AIM OF THE EXERCISE: Of the lines in the entries, how many hold the word "message"? Give that number alone.

ENTRIES:
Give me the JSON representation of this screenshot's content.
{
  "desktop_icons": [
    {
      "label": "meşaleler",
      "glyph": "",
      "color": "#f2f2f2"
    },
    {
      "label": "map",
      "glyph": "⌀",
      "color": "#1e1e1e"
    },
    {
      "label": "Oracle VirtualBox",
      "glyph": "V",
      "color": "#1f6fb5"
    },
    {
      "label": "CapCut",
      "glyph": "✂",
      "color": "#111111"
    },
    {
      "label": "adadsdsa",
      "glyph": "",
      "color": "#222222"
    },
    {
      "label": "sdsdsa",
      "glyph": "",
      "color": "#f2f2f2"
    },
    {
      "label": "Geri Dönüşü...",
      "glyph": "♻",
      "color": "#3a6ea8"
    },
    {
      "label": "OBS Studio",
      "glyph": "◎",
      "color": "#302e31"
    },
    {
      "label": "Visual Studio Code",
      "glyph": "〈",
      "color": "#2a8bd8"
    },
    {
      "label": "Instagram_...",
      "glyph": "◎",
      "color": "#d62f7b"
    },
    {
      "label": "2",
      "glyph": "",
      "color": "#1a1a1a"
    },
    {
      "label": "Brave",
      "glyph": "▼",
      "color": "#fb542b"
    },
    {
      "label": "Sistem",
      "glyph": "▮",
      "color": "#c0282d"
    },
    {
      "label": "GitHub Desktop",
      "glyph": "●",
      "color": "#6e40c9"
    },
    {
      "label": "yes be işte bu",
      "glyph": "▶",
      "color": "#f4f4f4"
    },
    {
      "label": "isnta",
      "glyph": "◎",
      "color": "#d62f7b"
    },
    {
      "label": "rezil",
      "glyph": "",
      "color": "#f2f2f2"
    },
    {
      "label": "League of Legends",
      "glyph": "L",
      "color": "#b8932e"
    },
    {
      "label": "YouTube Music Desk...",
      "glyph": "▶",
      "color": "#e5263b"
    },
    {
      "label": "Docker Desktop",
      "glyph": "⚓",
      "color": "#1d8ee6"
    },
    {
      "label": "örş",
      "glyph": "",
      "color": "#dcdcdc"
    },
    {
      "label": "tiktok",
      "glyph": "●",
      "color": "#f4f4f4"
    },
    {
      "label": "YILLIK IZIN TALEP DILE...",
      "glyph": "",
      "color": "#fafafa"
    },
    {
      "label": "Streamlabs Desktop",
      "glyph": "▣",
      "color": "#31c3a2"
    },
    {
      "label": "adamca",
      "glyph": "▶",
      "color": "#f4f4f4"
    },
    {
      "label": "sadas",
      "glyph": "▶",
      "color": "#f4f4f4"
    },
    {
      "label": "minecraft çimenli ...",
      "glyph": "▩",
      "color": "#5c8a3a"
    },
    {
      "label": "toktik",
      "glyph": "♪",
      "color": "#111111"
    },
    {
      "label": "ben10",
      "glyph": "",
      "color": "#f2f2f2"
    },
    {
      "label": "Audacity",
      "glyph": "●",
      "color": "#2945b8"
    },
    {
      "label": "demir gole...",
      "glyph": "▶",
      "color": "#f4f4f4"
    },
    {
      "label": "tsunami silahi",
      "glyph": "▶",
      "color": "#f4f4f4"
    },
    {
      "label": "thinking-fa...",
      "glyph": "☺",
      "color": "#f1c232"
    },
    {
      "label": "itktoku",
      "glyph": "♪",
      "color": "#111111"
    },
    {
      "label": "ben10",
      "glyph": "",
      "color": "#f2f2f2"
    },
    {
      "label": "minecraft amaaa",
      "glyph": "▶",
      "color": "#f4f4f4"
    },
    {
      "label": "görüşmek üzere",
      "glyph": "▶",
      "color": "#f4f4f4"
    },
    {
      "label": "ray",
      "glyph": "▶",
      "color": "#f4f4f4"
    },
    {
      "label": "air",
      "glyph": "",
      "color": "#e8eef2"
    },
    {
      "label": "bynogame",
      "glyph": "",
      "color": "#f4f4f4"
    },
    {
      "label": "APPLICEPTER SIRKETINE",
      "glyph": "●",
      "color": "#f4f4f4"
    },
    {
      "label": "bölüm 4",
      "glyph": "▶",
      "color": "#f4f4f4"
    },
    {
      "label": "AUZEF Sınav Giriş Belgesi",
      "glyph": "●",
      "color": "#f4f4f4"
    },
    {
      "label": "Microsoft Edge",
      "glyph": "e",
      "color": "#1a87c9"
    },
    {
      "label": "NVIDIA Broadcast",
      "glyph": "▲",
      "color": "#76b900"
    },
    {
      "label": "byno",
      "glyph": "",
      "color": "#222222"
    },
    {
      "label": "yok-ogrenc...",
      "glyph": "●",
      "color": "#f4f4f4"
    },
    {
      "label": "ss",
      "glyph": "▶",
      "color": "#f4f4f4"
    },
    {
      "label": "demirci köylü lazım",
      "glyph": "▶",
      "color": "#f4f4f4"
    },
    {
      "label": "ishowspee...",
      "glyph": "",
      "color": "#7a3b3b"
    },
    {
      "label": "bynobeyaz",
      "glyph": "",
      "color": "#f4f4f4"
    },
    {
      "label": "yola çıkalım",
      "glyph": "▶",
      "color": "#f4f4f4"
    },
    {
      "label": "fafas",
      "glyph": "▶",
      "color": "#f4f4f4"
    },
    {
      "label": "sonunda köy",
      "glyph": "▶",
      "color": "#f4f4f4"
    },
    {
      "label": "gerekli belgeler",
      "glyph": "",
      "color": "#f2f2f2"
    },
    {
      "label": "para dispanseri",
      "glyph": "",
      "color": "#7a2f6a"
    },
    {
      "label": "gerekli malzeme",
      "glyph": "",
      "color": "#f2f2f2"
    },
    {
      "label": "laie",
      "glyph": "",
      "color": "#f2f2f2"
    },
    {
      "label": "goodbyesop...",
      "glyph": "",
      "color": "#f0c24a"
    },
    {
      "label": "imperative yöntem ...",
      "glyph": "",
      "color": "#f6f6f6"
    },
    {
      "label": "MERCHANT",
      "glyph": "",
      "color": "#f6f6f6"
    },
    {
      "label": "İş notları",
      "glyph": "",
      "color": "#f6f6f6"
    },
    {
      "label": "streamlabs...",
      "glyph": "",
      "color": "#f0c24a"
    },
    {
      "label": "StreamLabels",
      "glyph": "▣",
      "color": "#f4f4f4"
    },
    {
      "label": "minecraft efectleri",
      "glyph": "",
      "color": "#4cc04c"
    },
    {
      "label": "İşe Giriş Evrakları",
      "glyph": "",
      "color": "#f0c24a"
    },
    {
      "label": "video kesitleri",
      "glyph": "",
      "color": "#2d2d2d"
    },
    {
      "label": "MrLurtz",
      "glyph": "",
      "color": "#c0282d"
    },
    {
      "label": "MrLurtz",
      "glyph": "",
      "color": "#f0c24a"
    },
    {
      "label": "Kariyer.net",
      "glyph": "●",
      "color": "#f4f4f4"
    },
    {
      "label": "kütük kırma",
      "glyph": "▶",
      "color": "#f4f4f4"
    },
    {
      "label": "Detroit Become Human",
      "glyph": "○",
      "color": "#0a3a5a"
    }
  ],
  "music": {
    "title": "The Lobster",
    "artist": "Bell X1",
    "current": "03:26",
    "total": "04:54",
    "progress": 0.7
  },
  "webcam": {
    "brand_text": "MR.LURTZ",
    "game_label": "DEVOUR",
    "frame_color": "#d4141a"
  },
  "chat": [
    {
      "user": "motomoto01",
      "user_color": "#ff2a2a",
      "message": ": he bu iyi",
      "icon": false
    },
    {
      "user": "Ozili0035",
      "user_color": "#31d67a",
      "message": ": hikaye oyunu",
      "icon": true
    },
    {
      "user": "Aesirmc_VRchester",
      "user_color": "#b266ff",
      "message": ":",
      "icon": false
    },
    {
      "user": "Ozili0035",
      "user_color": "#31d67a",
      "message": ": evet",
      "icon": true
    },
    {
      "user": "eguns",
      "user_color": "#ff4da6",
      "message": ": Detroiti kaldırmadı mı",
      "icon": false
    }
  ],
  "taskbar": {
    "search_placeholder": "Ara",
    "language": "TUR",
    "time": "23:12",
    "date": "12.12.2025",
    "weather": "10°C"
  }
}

CORRECT OUTPUT: 5